Pictures do not belong in the copy. Return all of the entries exactly.

→ **Saved entries**:
☆ ☆ ☆ ☆ ☆ ☆ ☆
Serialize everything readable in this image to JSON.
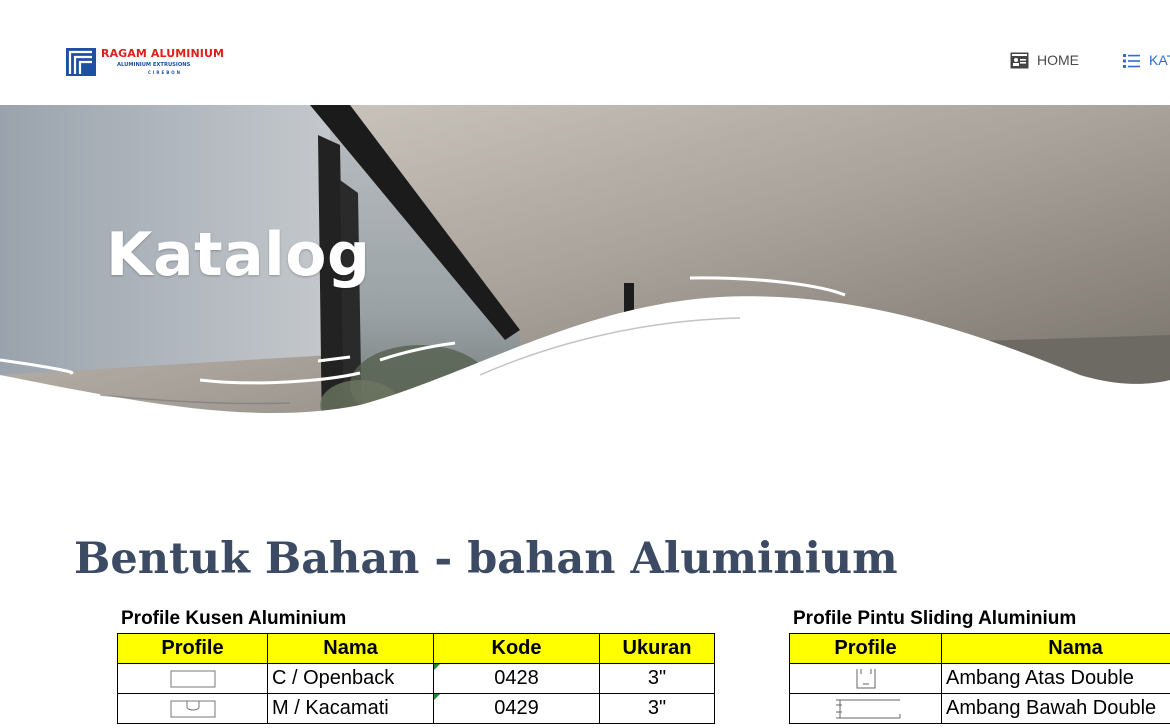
{
  "brand": {
    "title": "RAGAM ALUMINIUM",
    "subtitle": "ALUMINIUM EXTRUSIONS",
    "city": "CIREBON",
    "colors": {
      "red": "#e0201b",
      "blue": "#1f4fa3"
    }
  },
  "nav": {
    "items": [
      {
        "label": "HOME",
        "icon": "id-card-icon",
        "active": false
      },
      {
        "label": "KATALOG",
        "icon": "list-icon",
        "active": true
      }
    ],
    "active_color": "#2d6fd0"
  },
  "hero": {
    "title": "Katalog"
  },
  "main": {
    "heading": "Bentuk Bahan - bahan Aluminium",
    "tables": [
      {
        "caption": "Profile Kusen Aluminium",
        "headers": [
          "Profile",
          "Nama",
          "Kode",
          "Ukuran"
        ],
        "rows": [
          {
            "profile_icon": "c-openback-profile-icon",
            "nama": "C / Openback",
            "kode": "0428",
            "ukuran": "3\""
          },
          {
            "profile_icon": "m-kacamati-profile-icon",
            "nama": "M / Kacamati",
            "kode": "0429",
            "ukuran": "3\""
          }
        ]
      },
      {
        "caption": "Profile Pintu Sliding Aluminium",
        "headers": [
          "Profile",
          "Nama"
        ],
        "rows": [
          {
            "profile_icon": "ambang-atas-profile-icon",
            "nama": "Ambang Atas Double"
          },
          {
            "profile_icon": "ambang-bawah-profile-icon",
            "nama": "Ambang Bawah Double"
          }
        ]
      }
    ],
    "header_fill": "#ffff00"
  }
}
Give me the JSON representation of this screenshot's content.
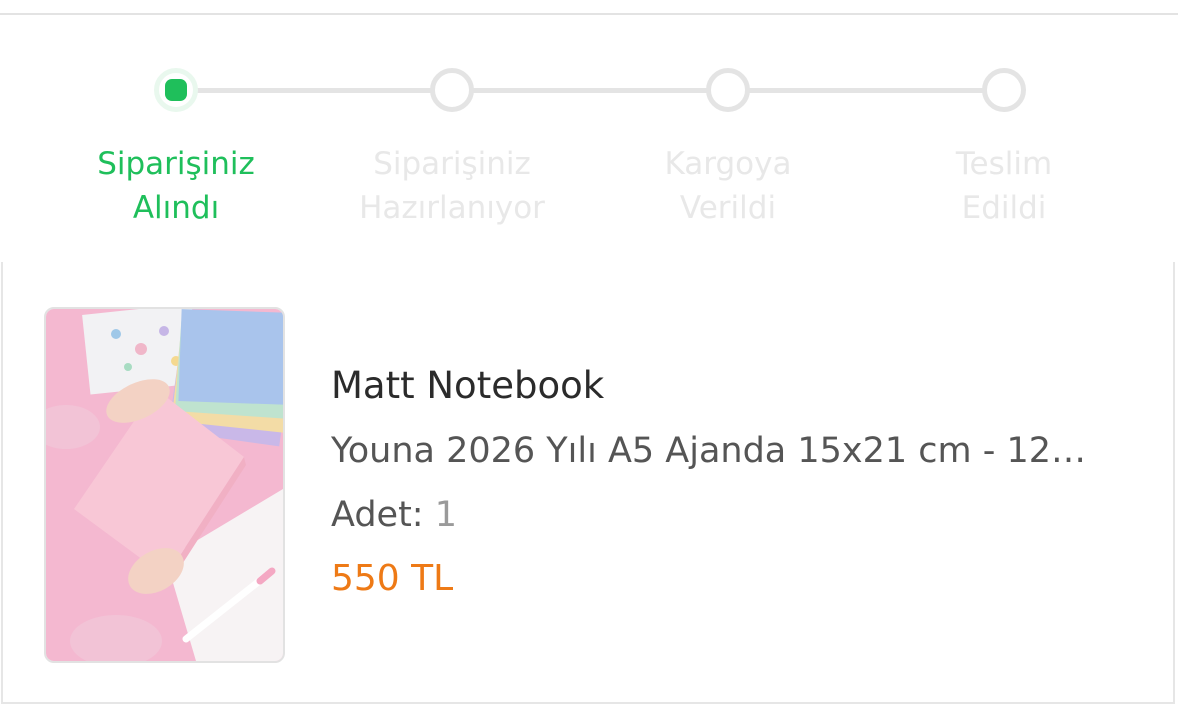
{
  "order_tracker": {
    "steps": [
      {
        "label_line1": "Siparişiniz",
        "label_line2": "Alındı",
        "state": "active"
      },
      {
        "label_line1": "Siparişiniz",
        "label_line2": "Hazırlanıyor",
        "state": "pending"
      },
      {
        "label_line1": "Kargoya",
        "label_line2": "Verildi",
        "state": "pending"
      },
      {
        "label_line1": "Teslim",
        "label_line2": "Edildi",
        "state": "pending"
      }
    ]
  },
  "product": {
    "brand": "Matt Notebook",
    "name": "Youna 2026 Yılı A5 Ajanda 15x21 cm - 12…",
    "quantity_label": "Adet:",
    "quantity_value": "1",
    "price": "550 TL",
    "image_alt": "pink notebook product photo"
  },
  "colors": {
    "active_green": "#1fbf5b",
    "inactive_gray": "#e4e4e4",
    "price_orange": "#ee7a16"
  }
}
☆ ☆ ☆ ☆ ☆ ☆ ☆
→ **Worked answer**:
Serialize everything readable in this image to JSON.
{
  "brand": {
    "title": "RAGAM ALUMINIUM",
    "subtitle": "ALUMINIUM EXTRUSIONS",
    "city": "CIREBON",
    "colors": {
      "red": "#e0201b",
      "blue": "#1f4fa3"
    }
  },
  "nav": {
    "items": [
      {
        "label": "HOME",
        "icon": "id-card-icon",
        "active": false
      },
      {
        "label": "KATALOG",
        "icon": "list-icon",
        "active": true
      }
    ],
    "active_color": "#2d6fd0"
  },
  "hero": {
    "title": "Katalog"
  },
  "main": {
    "heading": "Bentuk Bahan - bahan Aluminium",
    "tables": [
      {
        "caption": "Profile Kusen Aluminium",
        "headers": [
          "Profile",
          "Nama",
          "Kode",
          "Ukuran"
        ],
        "rows": [
          {
            "profile_icon": "c-openback-profile-icon",
            "nama": "C / Openback",
            "kode": "0428",
            "ukuran": "3\""
          },
          {
            "profile_icon": "m-kacamati-profile-icon",
            "nama": "M / Kacamati",
            "kode": "0429",
            "ukuran": "3\""
          }
        ]
      },
      {
        "caption": "Profile Pintu Sliding Aluminium",
        "headers": [
          "Profile",
          "Nama"
        ],
        "rows": [
          {
            "profile_icon": "ambang-atas-profile-icon",
            "nama": "Ambang Atas Double"
          },
          {
            "profile_icon": "ambang-bawah-profile-icon",
            "nama": "Ambang Bawah Double"
          }
        ]
      }
    ],
    "header_fill": "#ffff00"
  }
}
Give me the JSON representation of this screenshot's content.
{
  "order_tracker": {
    "steps": [
      {
        "label_line1": "Siparişiniz",
        "label_line2": "Alındı",
        "state": "active"
      },
      {
        "label_line1": "Siparişiniz",
        "label_line2": "Hazırlanıyor",
        "state": "pending"
      },
      {
        "label_line1": "Kargoya",
        "label_line2": "Verildi",
        "state": "pending"
      },
      {
        "label_line1": "Teslim",
        "label_line2": "Edildi",
        "state": "pending"
      }
    ]
  },
  "product": {
    "brand": "Matt Notebook",
    "name": "Youna 2026 Yılı A5 Ajanda 15x21 cm - 12…",
    "quantity_label": "Adet:",
    "quantity_value": "1",
    "price": "550 TL",
    "image_alt": "pink notebook product photo"
  },
  "colors": {
    "active_green": "#1fbf5b",
    "inactive_gray": "#e4e4e4",
    "price_orange": "#ee7a16"
  }
}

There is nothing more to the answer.